* What the task requires:
Write out the records that appear below, verbatim and complete, but without pictures.

==== Data extract

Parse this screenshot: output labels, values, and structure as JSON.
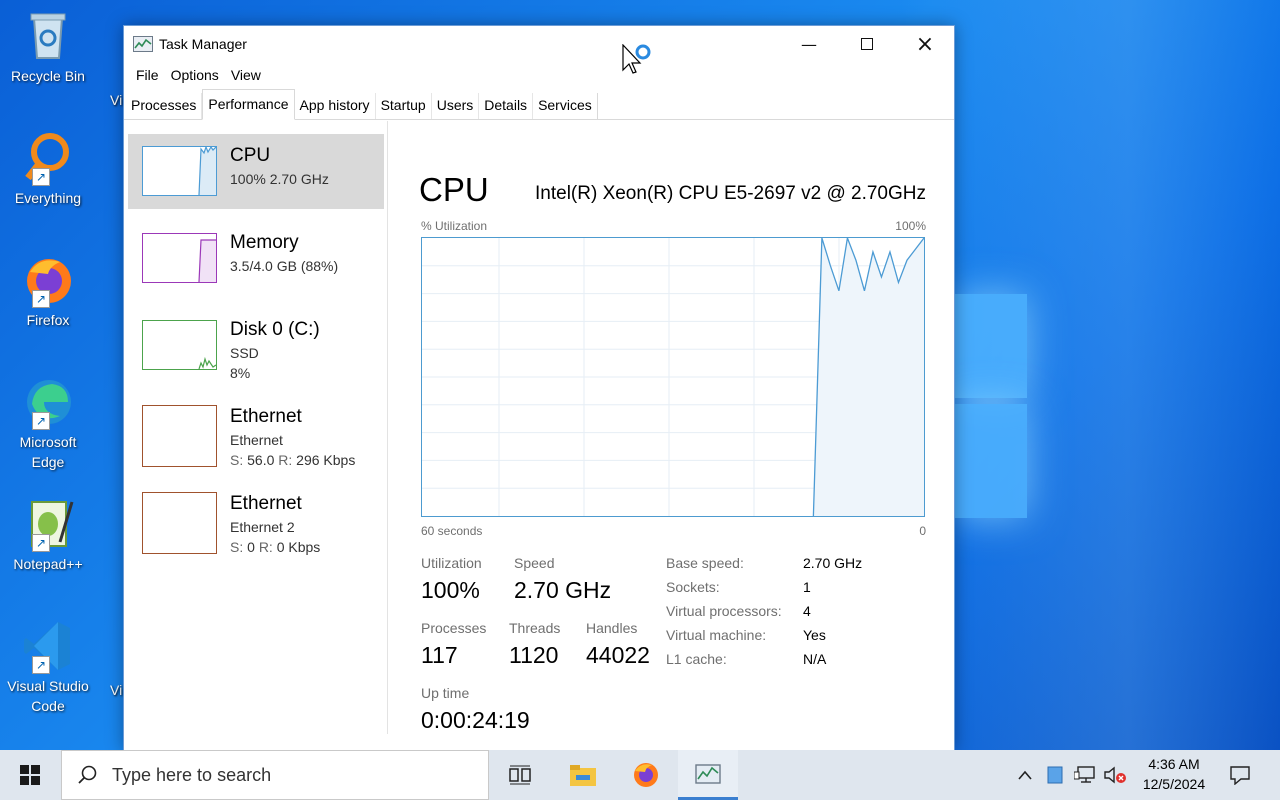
{
  "desktop": {
    "icons": [
      {
        "label": "Recycle Bin"
      },
      {
        "label": "Everything"
      },
      {
        "label": "Firefox"
      },
      {
        "label": "Microsoft Edge"
      },
      {
        "label": "Notepad++"
      },
      {
        "label": "Visual Studio Code"
      }
    ],
    "partial_icon_labels": [
      "Vi",
      "Vi"
    ]
  },
  "window": {
    "title": "Task Manager",
    "menu": [
      "File",
      "Options",
      "View"
    ],
    "tabs": [
      "Processes",
      "Performance",
      "App history",
      "Startup",
      "Users",
      "Details",
      "Services"
    ],
    "active_tab": "Performance"
  },
  "sidebar": {
    "items": [
      {
        "name": "CPU",
        "line1": "100%  2.70 GHz",
        "line2": "",
        "color": "#4c9bd4",
        "selected": true
      },
      {
        "name": "Memory",
        "line1": "3.5/4.0 GB (88%)",
        "line2": "",
        "color": "#9b38b8"
      },
      {
        "name": "Disk 0 (C:)",
        "line1": "SSD",
        "line2": "8%",
        "color": "#4ca34c"
      },
      {
        "name": "Ethernet",
        "line1": "Ethernet",
        "send_label": "S:",
        "send": "56.0",
        "recv_label": "R:",
        "recv": "296 Kbps",
        "color": "#a0522d"
      },
      {
        "name": "Ethernet",
        "line1": "Ethernet 2",
        "send_label": "S:",
        "send": "0",
        "recv_label": "R:",
        "recv": "0 Kbps",
        "color": "#a0522d"
      }
    ]
  },
  "main": {
    "title": "CPU",
    "model": "Intel(R) Xeon(R) CPU E5-2697 v2 @ 2.70GHz",
    "graph": {
      "top_left": "% Utilization",
      "top_right": "100%",
      "bottom_left": "60 seconds",
      "bottom_right": "0",
      "line_color": "#4c9bd4",
      "fill_color": "#eef5fb",
      "series": [
        0,
        0,
        0,
        0,
        0,
        0,
        0,
        0,
        0,
        0,
        0,
        0,
        0,
        0,
        0,
        0,
        0,
        0,
        0,
        0,
        0,
        0,
        0,
        0,
        0,
        0,
        0,
        0,
        0,
        0,
        0,
        0,
        0,
        0,
        0,
        0,
        0,
        0,
        0,
        0,
        0,
        0,
        0,
        0,
        0,
        0,
        0,
        100,
        90,
        81,
        100,
        92,
        81,
        95,
        86,
        95,
        84,
        92,
        96,
        100
      ]
    },
    "stats": {
      "utilization_label": "Utilization",
      "utilization": "100%",
      "speed_label": "Speed",
      "speed": "2.70 GHz",
      "processes_label": "Processes",
      "processes": "117",
      "threads_label": "Threads",
      "threads": "1120",
      "handles_label": "Handles",
      "handles": "44022",
      "uptime_label": "Up time",
      "uptime": "0:00:24:19"
    },
    "details": [
      {
        "label": "Base speed:",
        "value": "2.70 GHz"
      },
      {
        "label": "Sockets:",
        "value": "1"
      },
      {
        "label": "Virtual processors:",
        "value": "4"
      },
      {
        "label": "Virtual machine:",
        "value": "Yes"
      },
      {
        "label": "L1 cache:",
        "value": "N/A"
      }
    ]
  },
  "taskbar": {
    "search_placeholder": "Type here to search",
    "time": "4:36 AM",
    "date": "12/5/2024"
  }
}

========

* Response below:
Parse this screenshot: output labels, values, and structure as JSON.
{
  "desktop": {
    "icons": [
      {
        "label": "Recycle Bin"
      },
      {
        "label": "Everything"
      },
      {
        "label": "Firefox"
      },
      {
        "label": "Microsoft Edge"
      },
      {
        "label": "Notepad++"
      },
      {
        "label": "Visual Studio Code"
      }
    ],
    "partial_icon_labels": [
      "Vi",
      "Vi"
    ]
  },
  "window": {
    "title": "Task Manager",
    "menu": [
      "File",
      "Options",
      "View"
    ],
    "tabs": [
      "Processes",
      "Performance",
      "App history",
      "Startup",
      "Users",
      "Details",
      "Services"
    ],
    "active_tab": "Performance"
  },
  "sidebar": {
    "items": [
      {
        "name": "CPU",
        "line1": "100%  2.70 GHz",
        "line2": "",
        "color": "#4c9bd4",
        "selected": true
      },
      {
        "name": "Memory",
        "line1": "3.5/4.0 GB (88%)",
        "line2": "",
        "color": "#9b38b8"
      },
      {
        "name": "Disk 0 (C:)",
        "line1": "SSD",
        "line2": "8%",
        "color": "#4ca34c"
      },
      {
        "name": "Ethernet",
        "line1": "Ethernet",
        "send_label": "S:",
        "send": "56.0",
        "recv_label": "R:",
        "recv": "296 Kbps",
        "color": "#a0522d"
      },
      {
        "name": "Ethernet",
        "line1": "Ethernet 2",
        "send_label": "S:",
        "send": "0",
        "recv_label": "R:",
        "recv": "0 Kbps",
        "color": "#a0522d"
      }
    ]
  },
  "main": {
    "title": "CPU",
    "model": "Intel(R) Xeon(R) CPU E5-2697 v2 @ 2.70GHz",
    "graph": {
      "top_left": "% Utilization",
      "top_right": "100%",
      "bottom_left": "60 seconds",
      "bottom_right": "0",
      "line_color": "#4c9bd4",
      "fill_color": "#eef5fb",
      "series": [
        0,
        0,
        0,
        0,
        0,
        0,
        0,
        0,
        0,
        0,
        0,
        0,
        0,
        0,
        0,
        0,
        0,
        0,
        0,
        0,
        0,
        0,
        0,
        0,
        0,
        0,
        0,
        0,
        0,
        0,
        0,
        0,
        0,
        0,
        0,
        0,
        0,
        0,
        0,
        0,
        0,
        0,
        0,
        0,
        0,
        0,
        0,
        100,
        90,
        81,
        100,
        92,
        81,
        95,
        86,
        95,
        84,
        92,
        96,
        100
      ]
    },
    "stats": {
      "utilization_label": "Utilization",
      "utilization": "100%",
      "speed_label": "Speed",
      "speed": "2.70 GHz",
      "processes_label": "Processes",
      "processes": "117",
      "threads_label": "Threads",
      "threads": "1120",
      "handles_label": "Handles",
      "handles": "44022",
      "uptime_label": "Up time",
      "uptime": "0:00:24:19"
    },
    "details": [
      {
        "label": "Base speed:",
        "value": "2.70 GHz"
      },
      {
        "label": "Sockets:",
        "value": "1"
      },
      {
        "label": "Virtual processors:",
        "value": "4"
      },
      {
        "label": "Virtual machine:",
        "value": "Yes"
      },
      {
        "label": "L1 cache:",
        "value": "N/A"
      }
    ]
  },
  "taskbar": {
    "search_placeholder": "Type here to search",
    "time": "4:36 AM",
    "date": "12/5/2024"
  }
}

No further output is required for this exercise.